### Data records

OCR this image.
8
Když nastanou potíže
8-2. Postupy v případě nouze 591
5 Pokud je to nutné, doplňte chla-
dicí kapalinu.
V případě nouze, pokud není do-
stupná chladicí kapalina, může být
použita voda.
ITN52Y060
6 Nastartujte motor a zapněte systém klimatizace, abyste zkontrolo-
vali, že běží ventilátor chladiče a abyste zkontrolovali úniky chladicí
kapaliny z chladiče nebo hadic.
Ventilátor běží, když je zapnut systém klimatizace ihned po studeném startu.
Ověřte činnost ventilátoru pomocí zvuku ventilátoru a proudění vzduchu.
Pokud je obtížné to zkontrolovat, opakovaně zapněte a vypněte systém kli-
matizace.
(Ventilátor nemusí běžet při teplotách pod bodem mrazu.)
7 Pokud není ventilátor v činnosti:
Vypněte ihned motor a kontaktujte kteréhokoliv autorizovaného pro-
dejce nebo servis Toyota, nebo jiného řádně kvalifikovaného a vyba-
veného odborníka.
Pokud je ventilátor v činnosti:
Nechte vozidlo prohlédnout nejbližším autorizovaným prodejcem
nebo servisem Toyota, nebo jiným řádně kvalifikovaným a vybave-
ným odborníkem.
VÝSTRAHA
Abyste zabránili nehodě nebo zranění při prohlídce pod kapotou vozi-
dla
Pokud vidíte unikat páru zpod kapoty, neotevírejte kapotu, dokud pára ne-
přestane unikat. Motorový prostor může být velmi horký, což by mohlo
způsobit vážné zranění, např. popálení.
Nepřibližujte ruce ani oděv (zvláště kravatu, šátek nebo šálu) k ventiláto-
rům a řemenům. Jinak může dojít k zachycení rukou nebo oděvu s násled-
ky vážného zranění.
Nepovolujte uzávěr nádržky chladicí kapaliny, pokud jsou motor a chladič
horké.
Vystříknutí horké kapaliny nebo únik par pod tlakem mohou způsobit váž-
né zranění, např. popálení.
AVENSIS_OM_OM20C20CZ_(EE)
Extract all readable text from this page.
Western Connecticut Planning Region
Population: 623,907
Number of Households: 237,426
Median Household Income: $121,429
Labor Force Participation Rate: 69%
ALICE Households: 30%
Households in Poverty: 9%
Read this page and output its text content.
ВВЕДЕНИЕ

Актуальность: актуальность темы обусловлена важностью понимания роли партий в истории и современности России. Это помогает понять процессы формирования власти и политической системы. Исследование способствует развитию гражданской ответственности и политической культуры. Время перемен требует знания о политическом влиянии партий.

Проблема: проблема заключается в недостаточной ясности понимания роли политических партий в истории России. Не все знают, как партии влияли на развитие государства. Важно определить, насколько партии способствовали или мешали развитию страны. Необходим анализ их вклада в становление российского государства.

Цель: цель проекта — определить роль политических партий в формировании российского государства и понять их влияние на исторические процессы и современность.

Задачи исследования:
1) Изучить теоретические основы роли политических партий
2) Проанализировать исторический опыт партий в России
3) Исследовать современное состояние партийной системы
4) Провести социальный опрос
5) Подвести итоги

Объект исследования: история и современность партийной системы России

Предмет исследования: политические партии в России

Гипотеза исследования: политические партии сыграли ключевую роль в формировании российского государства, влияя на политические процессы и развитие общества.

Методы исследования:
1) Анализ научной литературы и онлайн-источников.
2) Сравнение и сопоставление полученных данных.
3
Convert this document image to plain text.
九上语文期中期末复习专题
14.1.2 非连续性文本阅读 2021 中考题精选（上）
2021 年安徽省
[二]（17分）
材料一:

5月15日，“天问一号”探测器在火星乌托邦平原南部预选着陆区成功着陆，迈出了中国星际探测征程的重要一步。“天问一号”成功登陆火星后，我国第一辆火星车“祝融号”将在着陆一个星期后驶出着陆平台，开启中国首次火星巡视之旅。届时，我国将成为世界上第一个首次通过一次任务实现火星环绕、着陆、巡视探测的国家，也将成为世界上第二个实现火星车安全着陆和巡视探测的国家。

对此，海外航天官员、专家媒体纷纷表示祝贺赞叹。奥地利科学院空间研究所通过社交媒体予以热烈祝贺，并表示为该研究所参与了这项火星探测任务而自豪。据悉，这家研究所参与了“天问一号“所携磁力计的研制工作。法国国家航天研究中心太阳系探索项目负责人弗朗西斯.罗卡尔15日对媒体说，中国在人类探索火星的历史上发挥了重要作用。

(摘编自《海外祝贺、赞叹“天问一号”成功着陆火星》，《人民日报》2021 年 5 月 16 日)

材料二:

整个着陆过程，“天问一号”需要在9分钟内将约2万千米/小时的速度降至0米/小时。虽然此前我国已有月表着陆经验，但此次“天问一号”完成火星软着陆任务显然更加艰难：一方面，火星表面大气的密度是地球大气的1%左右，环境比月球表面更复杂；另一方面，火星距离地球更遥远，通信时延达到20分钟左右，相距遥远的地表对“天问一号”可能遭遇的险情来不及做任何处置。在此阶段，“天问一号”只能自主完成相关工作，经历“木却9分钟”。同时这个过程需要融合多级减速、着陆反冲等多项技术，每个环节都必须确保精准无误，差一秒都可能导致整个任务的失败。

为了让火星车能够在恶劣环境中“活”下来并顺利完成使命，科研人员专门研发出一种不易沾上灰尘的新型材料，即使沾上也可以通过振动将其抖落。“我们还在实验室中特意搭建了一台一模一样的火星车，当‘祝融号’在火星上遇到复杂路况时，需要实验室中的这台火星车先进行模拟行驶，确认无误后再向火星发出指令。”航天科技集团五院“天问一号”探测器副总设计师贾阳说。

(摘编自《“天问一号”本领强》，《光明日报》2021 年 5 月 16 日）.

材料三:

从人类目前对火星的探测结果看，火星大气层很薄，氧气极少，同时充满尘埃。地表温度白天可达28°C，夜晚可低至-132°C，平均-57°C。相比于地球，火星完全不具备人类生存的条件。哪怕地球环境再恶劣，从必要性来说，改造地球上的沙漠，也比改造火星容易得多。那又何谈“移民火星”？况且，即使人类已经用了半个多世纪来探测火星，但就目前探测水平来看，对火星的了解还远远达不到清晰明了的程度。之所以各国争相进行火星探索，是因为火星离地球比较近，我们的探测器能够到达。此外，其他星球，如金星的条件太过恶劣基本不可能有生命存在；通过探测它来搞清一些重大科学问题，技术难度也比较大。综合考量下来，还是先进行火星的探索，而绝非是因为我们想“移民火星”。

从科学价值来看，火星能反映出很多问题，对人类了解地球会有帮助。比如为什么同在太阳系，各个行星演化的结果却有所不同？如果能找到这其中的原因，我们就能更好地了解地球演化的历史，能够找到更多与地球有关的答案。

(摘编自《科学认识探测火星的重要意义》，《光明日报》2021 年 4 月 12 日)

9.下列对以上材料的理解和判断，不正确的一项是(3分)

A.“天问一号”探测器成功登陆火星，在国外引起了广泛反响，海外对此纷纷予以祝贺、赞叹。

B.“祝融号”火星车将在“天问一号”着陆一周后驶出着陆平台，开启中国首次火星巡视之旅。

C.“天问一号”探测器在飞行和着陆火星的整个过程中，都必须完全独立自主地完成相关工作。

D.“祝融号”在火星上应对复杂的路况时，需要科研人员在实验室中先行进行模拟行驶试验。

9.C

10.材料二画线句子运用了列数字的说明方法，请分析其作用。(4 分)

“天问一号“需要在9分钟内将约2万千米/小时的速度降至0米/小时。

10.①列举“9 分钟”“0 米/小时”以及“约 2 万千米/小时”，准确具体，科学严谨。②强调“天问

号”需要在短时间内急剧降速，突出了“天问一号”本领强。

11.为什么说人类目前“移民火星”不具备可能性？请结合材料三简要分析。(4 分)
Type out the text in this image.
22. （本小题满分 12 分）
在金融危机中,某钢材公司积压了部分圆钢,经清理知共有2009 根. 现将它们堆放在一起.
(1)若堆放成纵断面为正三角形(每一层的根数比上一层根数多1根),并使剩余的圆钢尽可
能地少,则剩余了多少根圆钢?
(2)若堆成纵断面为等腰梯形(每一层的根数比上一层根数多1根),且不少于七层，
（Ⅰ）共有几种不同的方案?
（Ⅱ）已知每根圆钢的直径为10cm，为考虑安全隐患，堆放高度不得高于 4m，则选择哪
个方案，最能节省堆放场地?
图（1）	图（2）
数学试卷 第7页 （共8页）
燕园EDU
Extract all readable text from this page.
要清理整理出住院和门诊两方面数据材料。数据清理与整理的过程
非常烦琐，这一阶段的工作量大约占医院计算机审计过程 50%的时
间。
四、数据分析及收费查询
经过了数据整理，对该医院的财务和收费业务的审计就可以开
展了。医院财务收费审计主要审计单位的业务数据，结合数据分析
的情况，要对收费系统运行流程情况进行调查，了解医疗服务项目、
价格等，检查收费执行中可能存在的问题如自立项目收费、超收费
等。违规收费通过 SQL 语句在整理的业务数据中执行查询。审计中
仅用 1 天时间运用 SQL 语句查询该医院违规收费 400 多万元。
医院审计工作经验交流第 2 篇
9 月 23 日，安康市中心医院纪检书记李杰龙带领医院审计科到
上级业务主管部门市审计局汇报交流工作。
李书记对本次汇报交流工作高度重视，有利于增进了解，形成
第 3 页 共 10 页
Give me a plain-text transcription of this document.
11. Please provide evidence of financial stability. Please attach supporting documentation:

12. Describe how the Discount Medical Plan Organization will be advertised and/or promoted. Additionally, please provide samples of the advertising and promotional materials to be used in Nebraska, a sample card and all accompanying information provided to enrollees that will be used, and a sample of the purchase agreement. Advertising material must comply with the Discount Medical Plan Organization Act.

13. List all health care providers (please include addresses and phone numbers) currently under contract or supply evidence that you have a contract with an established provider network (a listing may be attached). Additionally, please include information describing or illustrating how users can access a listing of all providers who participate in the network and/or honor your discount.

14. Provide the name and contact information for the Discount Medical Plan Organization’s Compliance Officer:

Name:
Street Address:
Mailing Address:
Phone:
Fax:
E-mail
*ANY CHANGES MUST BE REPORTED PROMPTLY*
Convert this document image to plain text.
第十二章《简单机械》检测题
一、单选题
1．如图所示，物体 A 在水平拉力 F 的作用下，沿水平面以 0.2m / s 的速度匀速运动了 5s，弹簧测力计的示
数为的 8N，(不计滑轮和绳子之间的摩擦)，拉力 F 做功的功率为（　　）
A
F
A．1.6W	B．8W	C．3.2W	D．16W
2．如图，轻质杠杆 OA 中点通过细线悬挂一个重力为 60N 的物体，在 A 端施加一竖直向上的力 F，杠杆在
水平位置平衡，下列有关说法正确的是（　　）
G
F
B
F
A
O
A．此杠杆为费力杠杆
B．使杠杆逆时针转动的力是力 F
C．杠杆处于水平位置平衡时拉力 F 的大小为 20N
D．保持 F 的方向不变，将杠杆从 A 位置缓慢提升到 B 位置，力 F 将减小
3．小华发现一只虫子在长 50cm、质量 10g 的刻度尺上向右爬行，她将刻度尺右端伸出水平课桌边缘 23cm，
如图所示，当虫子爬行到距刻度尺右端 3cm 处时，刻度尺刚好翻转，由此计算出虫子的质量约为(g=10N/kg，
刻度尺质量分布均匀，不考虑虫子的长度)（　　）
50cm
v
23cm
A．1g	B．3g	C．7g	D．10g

######

Provide only the count of lines in the data above that include the string "není".

2